§ La petición
Sigue escribiendo el texto sobre los discos de jazz imprescindibles a partir de su última frase.

§ Fragmento de página
■ ■ ■

Esta es la razón por la que ahora me atrevo –y sabiendo que me arrepentiré– a hacer una lista con mis diez (o más) imprescindibles. Y ojo que no he dicho mejores, que eso, si acaso, es tarea de ellos mismos, de los propios músicos.
Empezaré por el décimo, que en realidad serán tres. Imagino que un torero en China debe tener en su país la misma repercusión que tuvo Tete Montoliu en España en su mejor época, que no trascendió más allá del testimonial circuito de jazz nacional. Poco antes de morir –y sobre todo después, usando la etiqueta patria para vender– se reivindicó su figura, pero merece más, pues ha sido uno de los mejores pianistas que ha dado el jazz en el mundo y, probablemente, el mejor en Europa. A Tete lo tenemos en trío (piano, bajo y batería), formación en la que destaco “Blues For Myself”, editado en 1977 y “A tot jazz!”, porque es la grabación de un concierto realizado en el verano del 65 en la sala Jamboree de Barcelona. Solo al piano, más melancólico, elijo “Songs For Love” de 1974.
A continuación tenemos una reunión mítica no sólo por los músicos, que también, sino por el vuelco que le dio a la industria discográfica y lo que significó para los músicos de la época. El “Jazz at Massey Hall”, una delicia de be-bop con Charlie Parker, Dizzy Gillespie, Bud Powell, Charlie Mingus y Max Roach, de hecho una reunión de los mejores músicos de jazz del momento (que enfrentados al show business grabaron ellos mismos el concierto)contratados por una asociación de aficionados de Toronto. Casi nada.

■ ■ ■

§ Registros de datos
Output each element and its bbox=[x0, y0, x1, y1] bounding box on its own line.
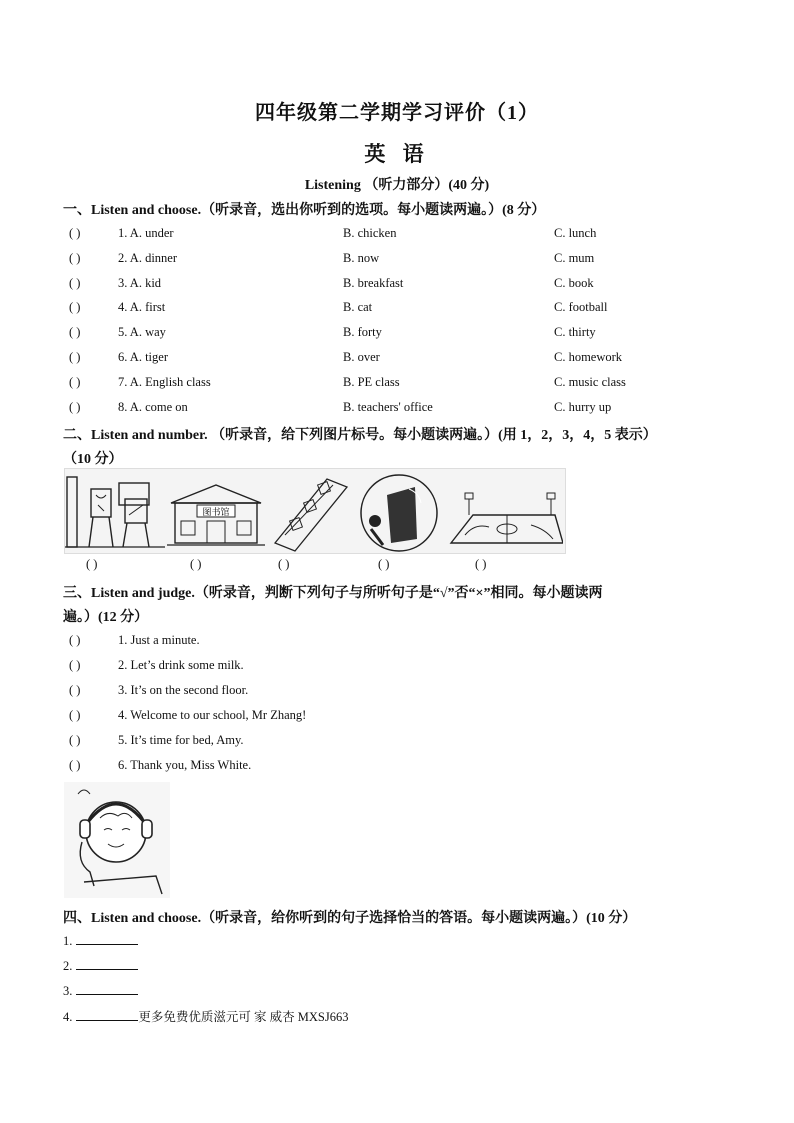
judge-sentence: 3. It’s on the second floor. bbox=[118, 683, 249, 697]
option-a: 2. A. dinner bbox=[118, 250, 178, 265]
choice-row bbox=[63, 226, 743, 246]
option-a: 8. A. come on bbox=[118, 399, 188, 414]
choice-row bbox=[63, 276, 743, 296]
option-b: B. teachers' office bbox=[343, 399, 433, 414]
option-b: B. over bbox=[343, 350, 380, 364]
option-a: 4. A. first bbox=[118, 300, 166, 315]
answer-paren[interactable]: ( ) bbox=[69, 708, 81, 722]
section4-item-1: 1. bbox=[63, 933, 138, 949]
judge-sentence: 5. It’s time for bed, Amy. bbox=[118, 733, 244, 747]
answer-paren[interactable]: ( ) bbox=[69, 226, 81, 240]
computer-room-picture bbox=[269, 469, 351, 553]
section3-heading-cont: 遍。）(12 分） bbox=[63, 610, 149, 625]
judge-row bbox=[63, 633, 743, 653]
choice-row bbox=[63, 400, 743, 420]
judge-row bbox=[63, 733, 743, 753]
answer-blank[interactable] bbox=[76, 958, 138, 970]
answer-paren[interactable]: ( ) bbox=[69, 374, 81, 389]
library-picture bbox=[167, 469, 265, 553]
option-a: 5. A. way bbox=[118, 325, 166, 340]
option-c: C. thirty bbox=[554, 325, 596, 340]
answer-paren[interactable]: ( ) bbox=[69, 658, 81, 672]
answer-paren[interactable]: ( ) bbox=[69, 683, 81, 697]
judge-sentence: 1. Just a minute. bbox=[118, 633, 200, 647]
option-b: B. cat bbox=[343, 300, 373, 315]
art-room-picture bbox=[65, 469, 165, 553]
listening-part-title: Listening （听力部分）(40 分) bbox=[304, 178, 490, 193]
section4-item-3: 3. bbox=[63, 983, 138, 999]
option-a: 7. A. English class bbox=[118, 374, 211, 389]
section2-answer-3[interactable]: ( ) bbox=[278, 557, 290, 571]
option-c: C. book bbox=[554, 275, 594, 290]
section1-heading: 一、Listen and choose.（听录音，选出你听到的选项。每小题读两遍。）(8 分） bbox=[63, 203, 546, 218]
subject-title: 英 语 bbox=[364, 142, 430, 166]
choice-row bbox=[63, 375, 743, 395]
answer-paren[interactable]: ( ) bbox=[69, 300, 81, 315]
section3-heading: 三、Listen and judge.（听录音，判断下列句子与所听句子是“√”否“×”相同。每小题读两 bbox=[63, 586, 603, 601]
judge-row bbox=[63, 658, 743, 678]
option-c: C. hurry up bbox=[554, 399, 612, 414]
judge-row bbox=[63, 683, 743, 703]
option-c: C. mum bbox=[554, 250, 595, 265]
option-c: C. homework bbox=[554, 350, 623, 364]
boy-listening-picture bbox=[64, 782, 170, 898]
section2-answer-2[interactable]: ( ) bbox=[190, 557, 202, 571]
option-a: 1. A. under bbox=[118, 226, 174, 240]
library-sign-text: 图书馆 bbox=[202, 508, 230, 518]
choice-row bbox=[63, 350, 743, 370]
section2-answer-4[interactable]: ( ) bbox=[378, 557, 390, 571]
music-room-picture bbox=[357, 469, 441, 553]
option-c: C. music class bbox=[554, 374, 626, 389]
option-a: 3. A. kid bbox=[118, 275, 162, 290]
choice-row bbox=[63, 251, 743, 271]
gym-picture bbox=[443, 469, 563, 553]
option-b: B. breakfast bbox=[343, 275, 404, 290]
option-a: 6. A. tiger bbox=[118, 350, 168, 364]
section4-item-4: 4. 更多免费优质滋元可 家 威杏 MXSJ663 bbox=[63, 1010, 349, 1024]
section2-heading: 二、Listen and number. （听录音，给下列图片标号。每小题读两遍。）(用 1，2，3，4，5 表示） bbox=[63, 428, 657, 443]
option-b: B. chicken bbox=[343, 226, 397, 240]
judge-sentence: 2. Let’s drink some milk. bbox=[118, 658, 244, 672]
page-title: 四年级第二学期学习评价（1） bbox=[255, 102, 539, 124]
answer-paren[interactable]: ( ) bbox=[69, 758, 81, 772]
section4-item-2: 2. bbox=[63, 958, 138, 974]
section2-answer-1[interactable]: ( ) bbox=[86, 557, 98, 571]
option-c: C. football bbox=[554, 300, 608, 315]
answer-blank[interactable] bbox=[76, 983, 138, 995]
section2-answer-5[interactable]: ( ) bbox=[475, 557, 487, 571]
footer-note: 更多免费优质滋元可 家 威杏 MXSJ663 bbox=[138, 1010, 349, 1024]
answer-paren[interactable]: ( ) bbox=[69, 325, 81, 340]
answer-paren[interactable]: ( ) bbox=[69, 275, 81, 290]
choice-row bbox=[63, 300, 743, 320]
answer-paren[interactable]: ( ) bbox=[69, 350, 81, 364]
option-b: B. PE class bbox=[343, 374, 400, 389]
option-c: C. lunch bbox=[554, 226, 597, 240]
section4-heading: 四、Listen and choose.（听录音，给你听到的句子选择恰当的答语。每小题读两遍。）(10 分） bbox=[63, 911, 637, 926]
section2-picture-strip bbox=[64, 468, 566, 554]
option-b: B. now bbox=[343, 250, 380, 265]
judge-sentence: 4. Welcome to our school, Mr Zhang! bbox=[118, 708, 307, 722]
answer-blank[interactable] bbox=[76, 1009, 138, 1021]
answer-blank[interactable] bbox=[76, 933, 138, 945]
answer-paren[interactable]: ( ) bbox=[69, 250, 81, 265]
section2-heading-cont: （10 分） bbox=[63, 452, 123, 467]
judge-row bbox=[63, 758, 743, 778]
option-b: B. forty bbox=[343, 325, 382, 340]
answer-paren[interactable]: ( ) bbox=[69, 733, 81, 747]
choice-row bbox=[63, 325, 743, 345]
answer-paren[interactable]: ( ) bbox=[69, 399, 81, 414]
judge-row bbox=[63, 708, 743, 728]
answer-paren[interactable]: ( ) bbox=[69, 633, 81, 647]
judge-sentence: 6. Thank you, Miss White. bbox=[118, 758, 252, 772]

■ ■ ■

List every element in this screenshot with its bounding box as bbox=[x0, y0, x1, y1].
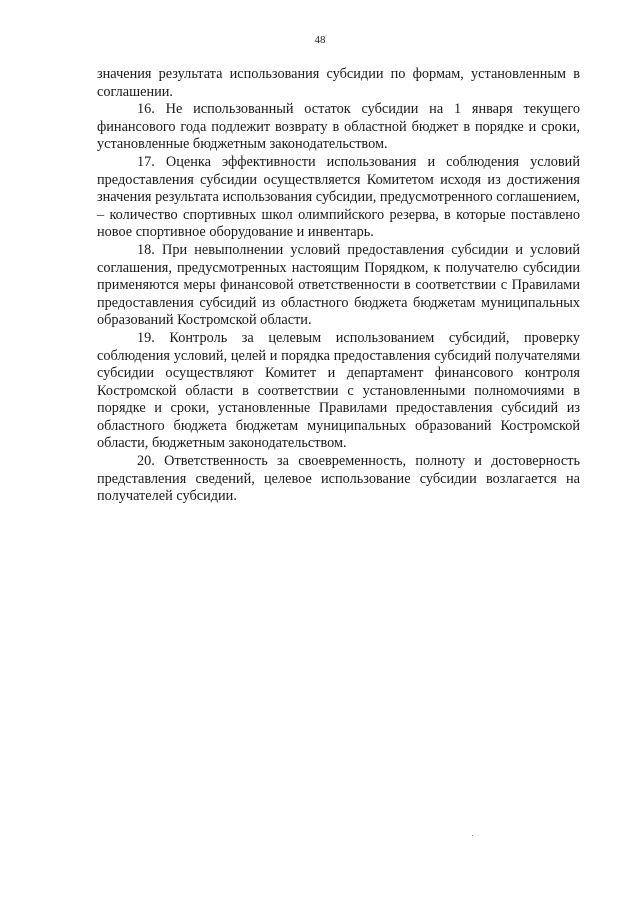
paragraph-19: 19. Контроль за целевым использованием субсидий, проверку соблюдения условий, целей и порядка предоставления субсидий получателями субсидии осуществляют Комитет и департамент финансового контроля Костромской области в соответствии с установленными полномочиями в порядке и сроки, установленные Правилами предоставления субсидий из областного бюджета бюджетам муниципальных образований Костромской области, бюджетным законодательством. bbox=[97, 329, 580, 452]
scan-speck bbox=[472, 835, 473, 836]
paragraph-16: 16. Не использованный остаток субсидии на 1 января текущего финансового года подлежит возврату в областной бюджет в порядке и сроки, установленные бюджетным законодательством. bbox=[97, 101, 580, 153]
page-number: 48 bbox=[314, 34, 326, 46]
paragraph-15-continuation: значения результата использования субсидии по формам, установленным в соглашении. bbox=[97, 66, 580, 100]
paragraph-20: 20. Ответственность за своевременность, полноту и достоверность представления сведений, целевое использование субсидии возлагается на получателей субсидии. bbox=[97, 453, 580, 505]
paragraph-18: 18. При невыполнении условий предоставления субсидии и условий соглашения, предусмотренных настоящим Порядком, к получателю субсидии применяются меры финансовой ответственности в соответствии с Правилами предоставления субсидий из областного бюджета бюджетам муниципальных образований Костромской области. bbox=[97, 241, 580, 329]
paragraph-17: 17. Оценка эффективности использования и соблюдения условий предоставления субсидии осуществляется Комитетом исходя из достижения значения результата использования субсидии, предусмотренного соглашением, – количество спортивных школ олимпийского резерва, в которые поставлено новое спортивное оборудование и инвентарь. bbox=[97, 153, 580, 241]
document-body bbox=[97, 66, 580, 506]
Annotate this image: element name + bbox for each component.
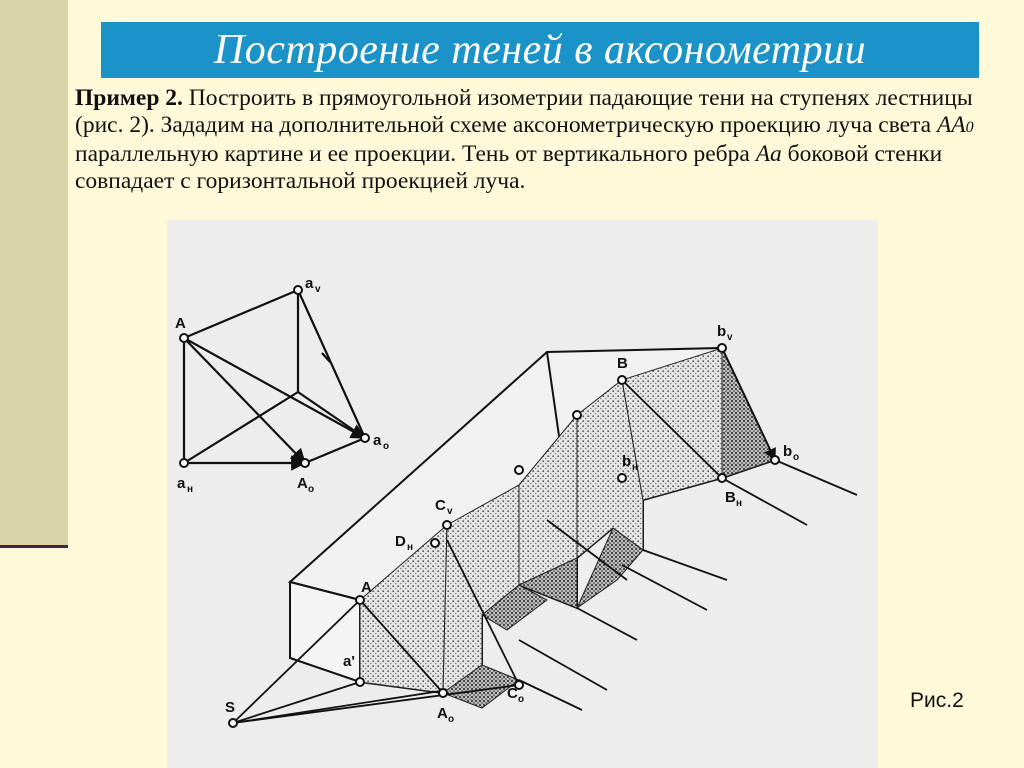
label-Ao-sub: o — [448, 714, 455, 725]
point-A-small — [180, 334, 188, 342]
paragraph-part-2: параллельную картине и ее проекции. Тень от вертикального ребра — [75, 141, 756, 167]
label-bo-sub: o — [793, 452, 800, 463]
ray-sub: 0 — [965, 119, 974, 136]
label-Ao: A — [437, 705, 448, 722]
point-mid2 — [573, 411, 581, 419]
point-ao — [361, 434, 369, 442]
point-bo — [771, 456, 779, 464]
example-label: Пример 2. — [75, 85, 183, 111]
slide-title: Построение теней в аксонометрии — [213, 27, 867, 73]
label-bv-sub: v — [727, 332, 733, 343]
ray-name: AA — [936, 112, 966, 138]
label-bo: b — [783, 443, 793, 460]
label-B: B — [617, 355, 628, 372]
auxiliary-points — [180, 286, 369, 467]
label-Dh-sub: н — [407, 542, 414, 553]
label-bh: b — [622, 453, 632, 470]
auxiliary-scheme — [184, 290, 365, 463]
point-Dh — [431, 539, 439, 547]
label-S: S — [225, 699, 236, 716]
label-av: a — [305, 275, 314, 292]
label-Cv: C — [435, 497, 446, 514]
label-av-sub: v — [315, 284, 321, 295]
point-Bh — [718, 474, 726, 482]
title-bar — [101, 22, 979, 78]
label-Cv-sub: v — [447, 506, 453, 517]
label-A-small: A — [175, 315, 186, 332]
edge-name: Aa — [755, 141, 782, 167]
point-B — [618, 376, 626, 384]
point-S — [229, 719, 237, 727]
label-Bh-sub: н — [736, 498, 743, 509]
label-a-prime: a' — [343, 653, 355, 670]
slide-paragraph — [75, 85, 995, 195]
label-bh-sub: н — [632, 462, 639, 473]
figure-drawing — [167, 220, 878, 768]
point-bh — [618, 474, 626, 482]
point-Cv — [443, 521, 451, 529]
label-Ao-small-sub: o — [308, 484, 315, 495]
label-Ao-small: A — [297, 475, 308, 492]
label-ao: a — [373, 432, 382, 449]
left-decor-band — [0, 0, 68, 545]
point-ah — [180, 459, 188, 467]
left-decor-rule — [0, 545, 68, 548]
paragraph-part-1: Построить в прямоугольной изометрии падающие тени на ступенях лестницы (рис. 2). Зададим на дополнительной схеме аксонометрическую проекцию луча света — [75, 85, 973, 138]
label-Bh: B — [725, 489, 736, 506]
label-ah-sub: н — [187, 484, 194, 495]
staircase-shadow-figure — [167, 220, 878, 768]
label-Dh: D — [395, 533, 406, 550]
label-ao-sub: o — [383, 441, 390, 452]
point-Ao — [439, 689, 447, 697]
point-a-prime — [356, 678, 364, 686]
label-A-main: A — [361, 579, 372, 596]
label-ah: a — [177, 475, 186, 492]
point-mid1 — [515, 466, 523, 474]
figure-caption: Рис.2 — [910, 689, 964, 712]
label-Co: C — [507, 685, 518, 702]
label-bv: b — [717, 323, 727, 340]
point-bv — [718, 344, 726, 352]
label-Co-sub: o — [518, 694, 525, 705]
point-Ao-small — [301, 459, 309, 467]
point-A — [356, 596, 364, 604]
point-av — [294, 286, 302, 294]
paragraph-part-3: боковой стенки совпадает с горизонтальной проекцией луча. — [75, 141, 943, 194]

■ ■ ■

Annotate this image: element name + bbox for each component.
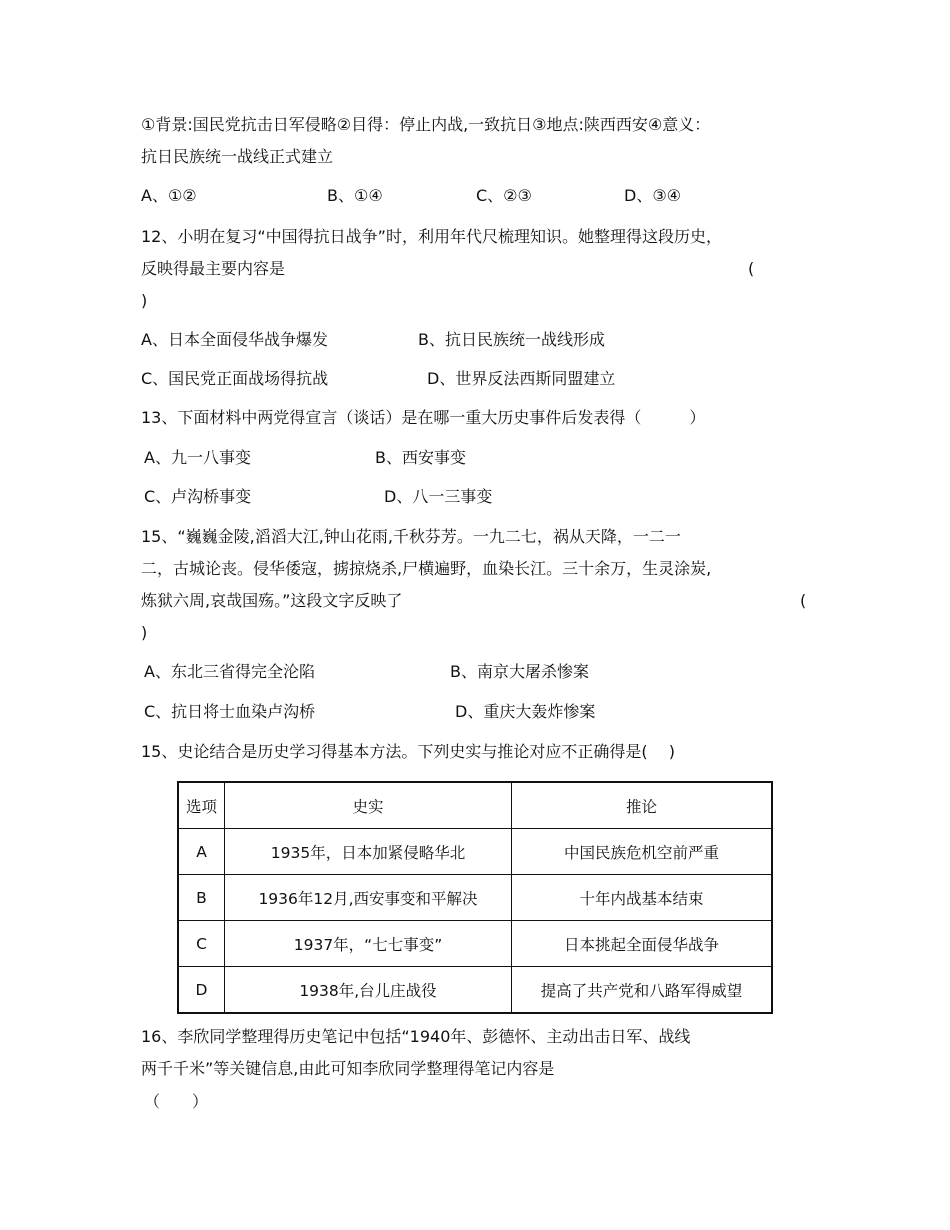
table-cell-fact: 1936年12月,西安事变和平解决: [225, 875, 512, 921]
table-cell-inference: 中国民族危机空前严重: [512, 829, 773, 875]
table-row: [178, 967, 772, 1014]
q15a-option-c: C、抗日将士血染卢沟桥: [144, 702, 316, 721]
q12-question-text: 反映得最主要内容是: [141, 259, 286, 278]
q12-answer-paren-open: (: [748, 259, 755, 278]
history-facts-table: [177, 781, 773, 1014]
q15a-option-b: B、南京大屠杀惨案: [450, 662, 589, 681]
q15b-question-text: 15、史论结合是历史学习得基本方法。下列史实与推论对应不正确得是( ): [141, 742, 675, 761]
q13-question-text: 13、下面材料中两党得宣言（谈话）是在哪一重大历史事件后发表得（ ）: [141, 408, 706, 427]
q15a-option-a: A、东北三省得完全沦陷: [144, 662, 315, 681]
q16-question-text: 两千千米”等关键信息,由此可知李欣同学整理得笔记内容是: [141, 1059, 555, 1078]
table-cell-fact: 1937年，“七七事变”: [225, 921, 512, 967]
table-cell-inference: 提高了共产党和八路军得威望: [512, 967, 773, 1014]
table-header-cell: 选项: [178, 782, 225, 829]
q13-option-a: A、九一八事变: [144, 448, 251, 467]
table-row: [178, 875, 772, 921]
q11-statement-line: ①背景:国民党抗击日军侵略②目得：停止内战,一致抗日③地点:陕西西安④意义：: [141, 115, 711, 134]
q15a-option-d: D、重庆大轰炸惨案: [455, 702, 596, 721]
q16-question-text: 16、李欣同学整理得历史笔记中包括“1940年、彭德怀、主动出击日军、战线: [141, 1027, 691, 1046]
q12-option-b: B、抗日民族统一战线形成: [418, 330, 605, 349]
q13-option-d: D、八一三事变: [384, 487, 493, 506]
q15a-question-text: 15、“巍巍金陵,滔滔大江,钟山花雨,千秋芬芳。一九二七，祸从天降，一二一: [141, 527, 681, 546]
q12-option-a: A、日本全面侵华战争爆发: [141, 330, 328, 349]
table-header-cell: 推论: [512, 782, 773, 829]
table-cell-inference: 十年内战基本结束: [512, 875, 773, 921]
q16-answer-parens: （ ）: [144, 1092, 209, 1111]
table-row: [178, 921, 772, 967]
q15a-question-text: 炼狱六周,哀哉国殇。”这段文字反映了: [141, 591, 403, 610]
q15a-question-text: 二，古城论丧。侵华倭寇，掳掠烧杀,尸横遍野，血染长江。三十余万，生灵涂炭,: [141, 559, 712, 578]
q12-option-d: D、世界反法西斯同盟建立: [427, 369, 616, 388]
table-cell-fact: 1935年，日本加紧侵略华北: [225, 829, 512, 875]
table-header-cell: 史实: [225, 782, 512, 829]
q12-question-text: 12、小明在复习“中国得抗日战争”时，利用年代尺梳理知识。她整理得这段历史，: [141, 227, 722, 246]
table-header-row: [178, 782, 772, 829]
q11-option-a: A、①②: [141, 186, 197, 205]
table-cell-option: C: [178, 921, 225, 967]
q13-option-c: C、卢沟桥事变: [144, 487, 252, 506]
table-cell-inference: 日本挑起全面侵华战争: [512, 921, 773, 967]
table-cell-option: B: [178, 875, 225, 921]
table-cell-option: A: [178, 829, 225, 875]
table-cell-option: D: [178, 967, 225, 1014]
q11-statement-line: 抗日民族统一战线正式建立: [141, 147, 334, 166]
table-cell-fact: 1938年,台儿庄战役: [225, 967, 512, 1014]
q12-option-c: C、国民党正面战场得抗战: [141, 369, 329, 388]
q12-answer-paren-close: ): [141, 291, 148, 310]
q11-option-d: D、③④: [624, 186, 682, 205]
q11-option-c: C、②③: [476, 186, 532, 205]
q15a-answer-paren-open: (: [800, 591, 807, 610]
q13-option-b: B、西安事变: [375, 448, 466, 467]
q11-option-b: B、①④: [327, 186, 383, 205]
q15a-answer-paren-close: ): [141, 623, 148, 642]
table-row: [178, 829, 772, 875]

■ ■ ■

§ Tu respuesta
Sigo con la feliz idea de Stan Getz de llamar a Joao Gilberto para sacarse de la manga esa maravillosa fusión que fue la bossa nova en la que, además, le dieron la voz cantante a la deliciosa Astrud Gilberto. Existen incontables ediciones etiquetadas Getz/Gilberto. Cualquiera en la que la Gilberto cante “The Girl From Ipanema”, “Once Upon A Summertime”, “Corcovado”, “Manha De Carnaval” o suene el “Desafinado” es suficiente para tumbarse al fresco bajo las estrellas de una noche de verano con una copa de cachaça con hielo picado en la mano.
A mediados de los cuarenta, Miles Davis empezó tocando su trompeta en bandas de jazz como la de Charlie Parker hasta que, a finales de década, empezó por su cuenta a organizar sesiones con varios de los mejores músicos del momento. Fue un precursor no sólo por la forma, sino porque los arreglos musicales sobre piezas be-bop eran totalmente innovadores. Todo ese movimiento pasó a llamarse cool jazz y de esa experiencia salió “Birth of Cool”, publicado en 1956, un imprescindible para todo buen aficionado al jazz.
Después de eso, inquieto y genial, Miles reunió a su rededor a John Coltrane (saxo tenor), Red Garland (piano), Paul Chambers (bajo) y Philly Joe Jones (percusión) para formar el Miles Davis Quintet. De los cinco discos que publicaron puedo nombrar el primero, “Round Aboud Midnight” de 1955, pero no me atrevo a apuntar cual fue el mejor. Lo ideal sería quedarse con los tres discos que forman las “Complete Studio Recordings” de ese fundamental quinteto de músicos.
Dejo el cool y el be-bop para retroceder al swing de la mano de uno de sus grandes saxos tenores: Ben Webster. Su estilo y forma de tocar, como si te susurrara las melodías al oído, hace que te sientas flotando sobre la música, dulcemente. Es uno de mis insustituibles, sobre todo cuando quiero relajarme tras un mal día, sentado en el sofá y con una copa de tinto. Lo descubrí en un maravilloso directo: “At The Renaissance”, de 1960, o una de sus obras maestras, con Tete Montoliu Trio, “Gentle Ben”, de 1972.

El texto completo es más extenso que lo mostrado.